▶ AVAILABLE RECORDS

--- Start ---

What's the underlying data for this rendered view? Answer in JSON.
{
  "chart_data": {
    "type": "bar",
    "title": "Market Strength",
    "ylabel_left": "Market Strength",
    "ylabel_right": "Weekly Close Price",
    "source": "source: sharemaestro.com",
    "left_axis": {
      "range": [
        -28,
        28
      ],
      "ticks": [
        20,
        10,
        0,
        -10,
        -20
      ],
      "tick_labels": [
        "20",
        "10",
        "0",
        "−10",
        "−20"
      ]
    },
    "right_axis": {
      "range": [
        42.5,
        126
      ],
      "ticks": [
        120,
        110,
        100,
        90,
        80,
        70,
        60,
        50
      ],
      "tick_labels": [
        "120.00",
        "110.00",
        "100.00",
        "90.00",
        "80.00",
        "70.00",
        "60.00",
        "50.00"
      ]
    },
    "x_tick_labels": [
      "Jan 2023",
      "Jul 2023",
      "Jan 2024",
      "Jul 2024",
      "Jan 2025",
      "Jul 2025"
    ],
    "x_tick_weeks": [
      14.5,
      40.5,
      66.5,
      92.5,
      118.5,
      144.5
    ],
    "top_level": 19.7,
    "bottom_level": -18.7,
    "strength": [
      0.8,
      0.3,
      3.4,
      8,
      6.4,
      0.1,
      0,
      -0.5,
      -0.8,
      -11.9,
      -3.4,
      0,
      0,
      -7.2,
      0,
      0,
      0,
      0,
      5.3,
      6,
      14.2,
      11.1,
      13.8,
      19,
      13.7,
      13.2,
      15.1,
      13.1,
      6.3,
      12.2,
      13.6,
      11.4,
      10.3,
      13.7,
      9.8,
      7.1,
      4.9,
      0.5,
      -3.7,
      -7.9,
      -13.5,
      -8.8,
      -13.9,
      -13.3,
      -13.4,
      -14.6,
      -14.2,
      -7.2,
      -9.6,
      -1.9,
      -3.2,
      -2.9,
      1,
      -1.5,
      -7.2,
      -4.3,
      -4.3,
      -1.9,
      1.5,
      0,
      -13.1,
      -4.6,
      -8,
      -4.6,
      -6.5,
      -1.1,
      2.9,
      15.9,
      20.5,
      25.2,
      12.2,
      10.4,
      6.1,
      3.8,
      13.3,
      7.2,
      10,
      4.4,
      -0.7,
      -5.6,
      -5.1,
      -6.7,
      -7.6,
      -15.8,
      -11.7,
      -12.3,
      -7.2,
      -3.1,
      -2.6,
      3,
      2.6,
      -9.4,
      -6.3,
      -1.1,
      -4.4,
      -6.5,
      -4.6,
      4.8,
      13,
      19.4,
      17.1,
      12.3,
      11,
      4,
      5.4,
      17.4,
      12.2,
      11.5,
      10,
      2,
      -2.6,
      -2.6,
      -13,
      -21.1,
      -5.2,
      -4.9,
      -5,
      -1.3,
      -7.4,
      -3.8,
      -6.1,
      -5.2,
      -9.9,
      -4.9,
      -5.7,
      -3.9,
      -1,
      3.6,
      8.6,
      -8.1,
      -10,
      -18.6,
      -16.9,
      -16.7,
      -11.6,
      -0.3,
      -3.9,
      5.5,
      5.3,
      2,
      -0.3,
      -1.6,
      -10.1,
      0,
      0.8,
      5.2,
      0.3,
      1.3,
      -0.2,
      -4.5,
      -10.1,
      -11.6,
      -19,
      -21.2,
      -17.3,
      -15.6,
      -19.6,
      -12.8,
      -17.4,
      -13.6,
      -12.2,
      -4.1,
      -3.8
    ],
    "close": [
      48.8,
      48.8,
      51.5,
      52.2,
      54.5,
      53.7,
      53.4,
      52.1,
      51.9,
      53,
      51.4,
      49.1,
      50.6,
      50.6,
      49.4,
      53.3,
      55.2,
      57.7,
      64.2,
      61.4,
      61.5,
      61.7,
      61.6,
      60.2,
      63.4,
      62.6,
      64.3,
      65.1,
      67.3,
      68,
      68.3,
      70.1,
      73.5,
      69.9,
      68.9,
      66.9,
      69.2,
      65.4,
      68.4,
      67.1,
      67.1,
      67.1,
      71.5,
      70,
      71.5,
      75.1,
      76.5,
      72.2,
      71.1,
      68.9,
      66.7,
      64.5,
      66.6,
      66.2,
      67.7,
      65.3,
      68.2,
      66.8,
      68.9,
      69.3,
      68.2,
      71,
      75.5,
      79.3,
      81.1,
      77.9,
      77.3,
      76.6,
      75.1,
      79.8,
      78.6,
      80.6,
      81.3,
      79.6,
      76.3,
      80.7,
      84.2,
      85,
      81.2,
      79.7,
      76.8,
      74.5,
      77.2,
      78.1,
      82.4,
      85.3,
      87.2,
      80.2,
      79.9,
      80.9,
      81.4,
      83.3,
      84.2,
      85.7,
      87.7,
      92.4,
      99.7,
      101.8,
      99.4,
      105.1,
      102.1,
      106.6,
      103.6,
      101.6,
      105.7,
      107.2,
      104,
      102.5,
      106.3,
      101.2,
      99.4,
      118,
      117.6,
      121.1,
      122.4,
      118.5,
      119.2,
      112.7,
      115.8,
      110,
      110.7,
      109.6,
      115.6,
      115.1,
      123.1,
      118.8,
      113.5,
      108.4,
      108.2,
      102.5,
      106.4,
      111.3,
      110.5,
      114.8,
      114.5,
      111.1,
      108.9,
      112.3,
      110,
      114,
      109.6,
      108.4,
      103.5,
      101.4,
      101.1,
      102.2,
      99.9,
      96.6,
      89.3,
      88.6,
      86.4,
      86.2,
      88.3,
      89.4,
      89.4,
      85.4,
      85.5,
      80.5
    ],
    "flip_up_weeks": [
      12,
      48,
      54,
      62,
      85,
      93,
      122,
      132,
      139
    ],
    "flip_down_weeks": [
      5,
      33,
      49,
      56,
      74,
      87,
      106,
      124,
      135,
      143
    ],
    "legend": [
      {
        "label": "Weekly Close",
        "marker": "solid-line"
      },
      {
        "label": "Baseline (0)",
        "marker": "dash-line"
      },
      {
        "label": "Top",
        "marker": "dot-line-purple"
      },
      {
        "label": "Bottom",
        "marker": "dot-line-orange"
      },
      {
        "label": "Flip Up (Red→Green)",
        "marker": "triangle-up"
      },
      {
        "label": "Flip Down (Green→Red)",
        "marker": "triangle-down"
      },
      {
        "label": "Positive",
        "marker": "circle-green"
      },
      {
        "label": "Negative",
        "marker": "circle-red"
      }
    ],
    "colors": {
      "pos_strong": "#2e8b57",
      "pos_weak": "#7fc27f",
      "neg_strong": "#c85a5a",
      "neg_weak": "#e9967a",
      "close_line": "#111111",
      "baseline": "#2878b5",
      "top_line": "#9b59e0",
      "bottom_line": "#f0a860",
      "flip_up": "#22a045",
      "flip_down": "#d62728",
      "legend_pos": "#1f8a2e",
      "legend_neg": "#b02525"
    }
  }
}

--- End ---

▶ STATED GOAL
Every entry must be retyped in full, exactly as given.

▶ OUTPUT FOR THIS TASK
What's the underlying data for this rendered view? Answer in JSON.
{
  "chart_data": {
    "type": "bar",
    "title": "Market Strength",
    "ylabel_left": "Market Strength",
    "ylabel_right": "Weekly Close Price",
    "source": "source: sharemaestro.com",
    "left_axis": {
      "range": [
        -28,
        28
      ],
      "ticks": [
        20,
        10,
        0,
        -10,
        -20
      ],
      "tick_labels": [
        "20",
        "10",
        "0",
        "−10",
        "−20"
      ]
    },
    "right_axis": {
      "range": [
        42.5,
        126
      ],
      "ticks": [
        120,
        110,
        100,
        90,
        80,
        70,
        60,
        50
      ],
      "tick_labels": [
        "120.00",
        "110.00",
        "100.00",
        "90.00",
        "80.00",
        "70.00",
        "60.00",
        "50.00"
      ]
    },
    "x_tick_labels": [
      "Jan 2023",
      "Jul 2023",
      "Jan 2024",
      "Jul 2024",
      "Jan 2025",
      "Jul 2025"
    ],
    "x_tick_weeks": [
      14.5,
      40.5,
      66.5,
      92.5,
      118.5,
      144.5
    ],
    "top_level": 19.7,
    "bottom_level": -18.7,
    "strength": [
      0.8,
      0.3,
      3.4,
      8,
      6.4,
      0.1,
      0,
      -0.5,
      -0.8,
      -11.9,
      -3.4,
      0,
      0,
      -7.2,
      0,
      0,
      0,
      0,
      5.3,
      6,
      14.2,
      11.1,
      13.8,
      19,
      13.7,
      13.2,
      15.1,
      13.1,
      6.3,
      12.2,
      13.6,
      11.4,
      10.3,
      13.7,
      9.8,
      7.1,
      4.9,
      0.5,
      -3.7,
      -7.9,
      -13.5,
      -8.8,
      -13.9,
      -13.3,
      -13.4,
      -14.6,
      -14.2,
      -7.2,
      -9.6,
      -1.9,
      -3.2,
      -2.9,
      1,
      -1.5,
      -7.2,
      -4.3,
      -4.3,
      -1.9,
      1.5,
      0,
      -13.1,
      -4.6,
      -8,
      -4.6,
      -6.5,
      -1.1,
      2.9,
      15.9,
      20.5,
      25.2,
      12.2,
      10.4,
      6.1,
      3.8,
      13.3,
      7.2,
      10,
      4.4,
      -0.7,
      -5.6,
      -5.1,
      -6.7,
      -7.6,
      -15.8,
      -11.7,
      -12.3,
      -7.2,
      -3.1,
      -2.6,
      3,
      2.6,
      -9.4,
      -6.3,
      -1.1,
      -4.4,
      -6.5,
      -4.6,
      4.8,
      13,
      19.4,
      17.1,
      12.3,
      11,
      4,
      5.4,
      17.4,
      12.2,
      11.5,
      10,
      2,
      -2.6,
      -2.6,
      -13,
      -21.1,
      -5.2,
      -4.9,
      -5,
      -1.3,
      -7.4,
      -3.8,
      -6.1,
      -5.2,
      -9.9,
      -4.9,
      -5.7,
      -3.9,
      -1,
      3.6,
      8.6,
      -8.1,
      -10,
      -18.6,
      -16.9,
      -16.7,
      -11.6,
      -0.3,
      -3.9,
      5.5,
      5.3,
      2,
      -0.3,
      -1.6,
      -10.1,
      0,
      0.8,
      5.2,
      0.3,
      1.3,
      -0.2,
      -4.5,
      -10.1,
      -11.6,
      -19,
      -21.2,
      -17.3,
      -15.6,
      -19.6,
      -12.8,
      -17.4,
      -13.6,
      -12.2,
      -4.1,
      -3.8
    ],
    "close": [
      48.8,
      48.8,
      51.5,
      52.2,
      54.5,
      53.7,
      53.4,
      52.1,
      51.9,
      53,
      51.4,
      49.1,
      50.6,
      50.6,
      49.4,
      53.3,
      55.2,
      57.7,
      64.2,
      61.4,
      61.5,
      61.7,
      61.6,
      60.2,
      63.4,
      62.6,
      64.3,
      65.1,
      67.3,
      68,
      68.3,
      70.1,
      73.5,
      69.9,
      68.9,
      66.9,
      69.2,
      65.4,
      68.4,
      67.1,
      67.1,
      67.1,
      71.5,
      70,
      71.5,
      75.1,
      76.5,
      72.2,
      71.1,
      68.9,
      66.7,
      64.5,
      66.6,
      66.2,
      67.7,
      65.3,
      68.2,
      66.8,
      68.9,
      69.3,
      68.2,
      71,
      75.5,
      79.3,
      81.1,
      77.9,
      77.3,
      76.6,
      75.1,
      79.8,
      78.6,
      80.6,
      81.3,
      79.6,
      76.3,
      80.7,
      84.2,
      85,
      81.2,
      79.7,
      76.8,
      74.5,
      77.2,
      78.1,
      82.4,
      85.3,
      87.2,
      80.2,
      79.9,
      80.9,
      81.4,
      83.3,
      84.2,
      85.7,
      87.7,
      92.4,
      99.7,
      101.8,
      99.4,
      105.1,
      102.1,
      106.6,
      103.6,
      101.6,
      105.7,
      107.2,
      104,
      102.5,
      106.3,
      101.2,
      99.4,
      118,
      117.6,
      121.1,
      122.4,
      118.5,
      119.2,
      112.7,
      115.8,
      110,
      110.7,
      109.6,
      115.6,
      115.1,
      123.1,
      118.8,
      113.5,
      108.4,
      108.2,
      102.5,
      106.4,
      111.3,
      110.5,
      114.8,
      114.5,
      111.1,
      108.9,
      112.3,
      110,
      114,
      109.6,
      108.4,
      103.5,
      101.4,
      101.1,
      102.2,
      99.9,
      96.6,
      89.3,
      88.6,
      86.4,
      86.2,
      88.3,
      89.4,
      89.4,
      85.4,
      85.5,
      80.5
    ],
    "flip_up_weeks": [
      12,
      48,
      54,
      62,
      85,
      93,
      122,
      132,
      139
    ],
    "flip_down_weeks": [
      5,
      33,
      49,
      56,
      74,
      87,
      106,
      124,
      135,
      143
    ],
    "legend": [
      {
        "label": "Weekly Close",
        "marker": "solid-line"
      },
      {
        "label": "Baseline (0)",
        "marker": "dash-line"
      },
      {
        "label": "Top",
        "marker": "dot-line-purple"
      },
      {
        "label": "Bottom",
        "marker": "dot-line-orange"
      },
      {
        "label": "Flip Up (Red→Green)",
        "marker": "triangle-up"
      },
      {
        "label": "Flip Down (Green→Red)",
        "marker": "triangle-down"
      },
      {
        "label": "Positive",
        "marker": "circle-green"
      },
      {
        "label": "Negative",
        "marker": "circle-red"
      }
    ],
    "colors": {
      "pos_strong": "#2e8b57",
      "pos_weak": "#7fc27f",
      "neg_strong": "#c85a5a",
      "neg_weak": "#e9967a",
      "close_line": "#111111",
      "baseline": "#2878b5",
      "top_line": "#9b59e0",
      "bottom_line": "#f0a860",
      "flip_up": "#22a045",
      "flip_down": "#d62728",
      "legend_pos": "#1f8a2e",
      "legend_neg": "#b02525"
    }
  }
}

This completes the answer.